▶ _Request_:
Word for word, print each line of the listing below; pictures stay out.
★ ★ ★ ★ ★
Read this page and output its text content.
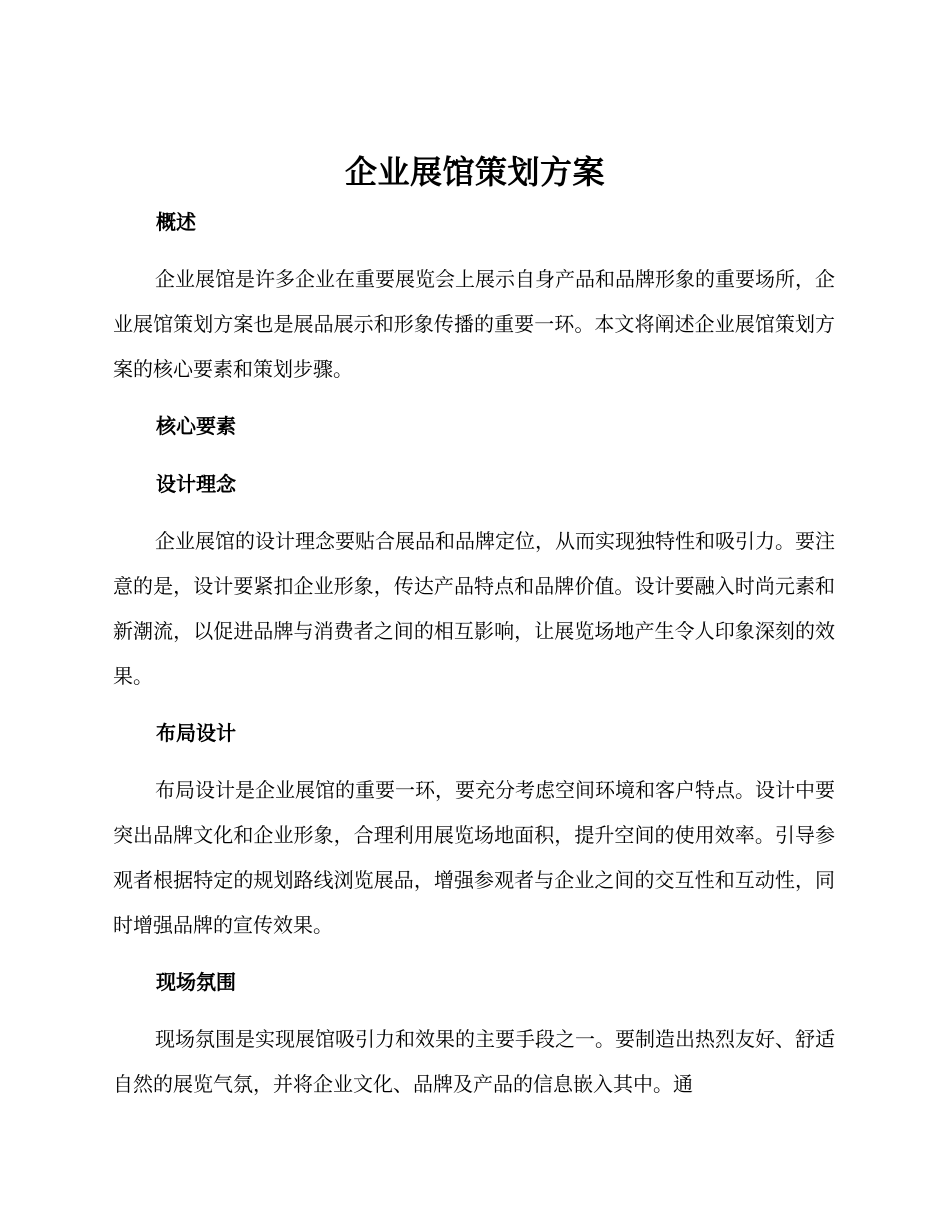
企业展馆策划方案
概述
企业展馆是许多企业在重要展览会上展示自身产品和品牌形象的重要场所，企业展馆策划方案也是展品展示和形象传播的重要一环。本文将阐述企业展馆策划方案的核心要素和策划步骤。
核心要素
设计理念
企业展馆的设计理念要贴合展品和品牌定位，从而实现独特性和吸引力。要注意的是，设计要紧扣企业形象，传达产品特点和品牌价值。设计要融入时尚元素和新潮流，以促进品牌与消费者之间的相互影响，让展览场地产生令人印象深刻的效果。
布局设计
布局设计是企业展馆的重要一环，要充分考虑空间环境和客户特点。设计中要突出品牌文化和企业形象，合理利用展览场地面积，提升空间的使用效率。引导参观者根据特定的规划路线浏览展品，增强参观者与企业之间的交互性和互动性，同时增强品牌的宣传效果。
现场氛围
现场氛围是实现展馆吸引力和效果的主要手段之一。要制造出热烈友好、舒适自然的展览气氛，并将企业文化、品牌及产品的信息嵌入其中。通
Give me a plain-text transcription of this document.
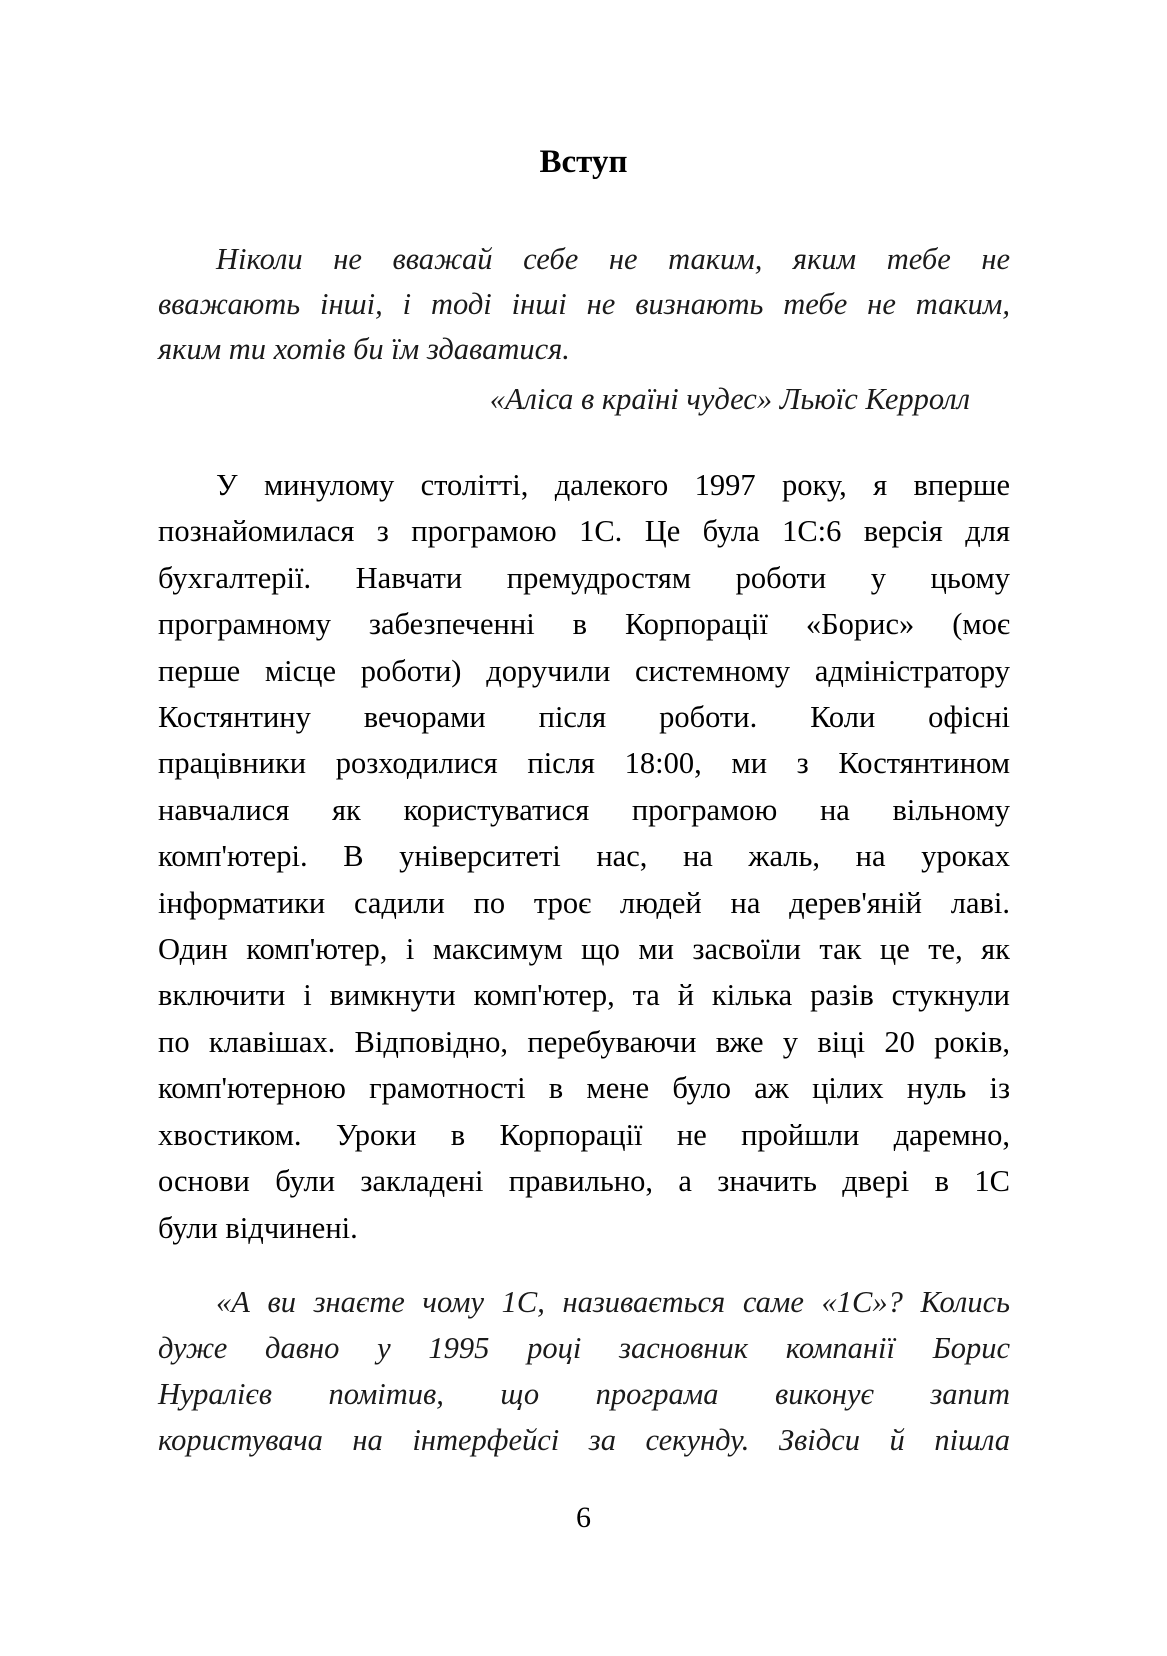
Вступ
Ніколи не вважай себе не таким, яким тебе не
вважають інші, і тоді інші не визнають тебе не таким,
яким ти хотів би їм здаватися.
«Аліса в країні чудес» Льюїс Керролл
У минулому столітті, далекого 1997 року, я вперше
познайомилася з програмою 1С. Це була 1С:6 версія для
бухгалтерії. Навчати премудростям роботи у цьому
програмному забезпеченні в Корпорації «Борис» (моє
перше місце роботи) доручили системному адміністратору
Костянтину вечорами після роботи. Коли офісні
працівники розходилися після 18:00, ми з Костянтином
навчалися як користуватися програмою на вільному
комп'ютері. В університеті нас, на жаль, на уроках
інформатики садили по троє людей на дерев'яній лаві.
Один комп'ютер, і максимум що ми засвоїли так це те, як
включити і вимкнути комп'ютер, та й кілька разів стукнули
по клавішах. Відповідно, перебуваючи вже у віці 20 років,
комп'ютерною грамотності в мене було аж цілих нуль із
хвостиком. Уроки в Корпорації не пройшли даремно,
основи були закладені правильно, а значить двері в 1С
були відчинені.
«А ви знаєте чому 1С, називається саме «1С»? Колись
дуже давно у 1995 році засновник компанії Борис
Нуралієв помітив, що програма виконує запит
користувача на інтерфейсі за секунду. Звідси й пішла
6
★ ★ ★ ★ ★
▶ _Solution for this task_:
Read this page and output its text content.
企业展馆策划方案
概述
企业展馆是许多企业在重要展览会上展示自身产品和品牌形象的重要场所，企业展馆策划方案也是展品展示和形象传播的重要一环。本文将阐述企业展馆策划方案的核心要素和策划步骤。
核心要素
设计理念
企业展馆的设计理念要贴合展品和品牌定位，从而实现独特性和吸引力。要注意的是，设计要紧扣企业形象，传达产品特点和品牌价值。设计要融入时尚元素和新潮流，以促进品牌与消费者之间的相互影响，让展览场地产生令人印象深刻的效果。
布局设计
布局设计是企业展馆的重要一环，要充分考虑空间环境和客户特点。设计中要突出品牌文化和企业形象，合理利用展览场地面积，提升空间的使用效率。引导参观者根据特定的规划路线浏览展品，增强参观者与企业之间的交互性和互动性，同时增强品牌的宣传效果。
现场氛围
现场氛围是实现展馆吸引力和效果的主要手段之一。要制造出热烈友好、舒适自然的展览气氛，并将企业文化、品牌及产品的信息嵌入其中。通
Give me a plain-text transcription of this document.
Вступ
Ніколи не вважай себе не таким, яким тебе не
вважають інші, і тоді інші не визнають тебе не таким,
яким ти хотів би їм здаватися.
«Аліса в країні чудес» Льюїс Керролл
У минулому столітті, далекого 1997 року, я вперше
познайомилася з програмою 1С. Це була 1С:6 версія для
бухгалтерії. Навчати премудростям роботи у цьому
програмному забезпеченні в Корпорації «Борис» (моє
перше місце роботи) доручили системному адміністратору
Костянтину вечорами після роботи. Коли офісні
працівники розходилися після 18:00, ми з Костянтином
навчалися як користуватися програмою на вільному
комп'ютері. В університеті нас, на жаль, на уроках
інформатики садили по троє людей на дерев'яній лаві.
Один комп'ютер, і максимум що ми засвоїли так це те, як
включити і вимкнути комп'ютер, та й кілька разів стукнули
по клавішах. Відповідно, перебуваючи вже у віці 20 років,
комп'ютерною грамотності в мене було аж цілих нуль із
хвостиком. Уроки в Корпорації не пройшли даремно,
основи були закладені правильно, а значить двері в 1С
були відчинені.
«А ви знаєте чому 1С, називається саме «1С»? Колись
дуже давно у 1995 році засновник компанії Борис
Нуралієв помітив, що програма виконує запит
користувача на інтерфейсі за секунду. Звідси й пішла
6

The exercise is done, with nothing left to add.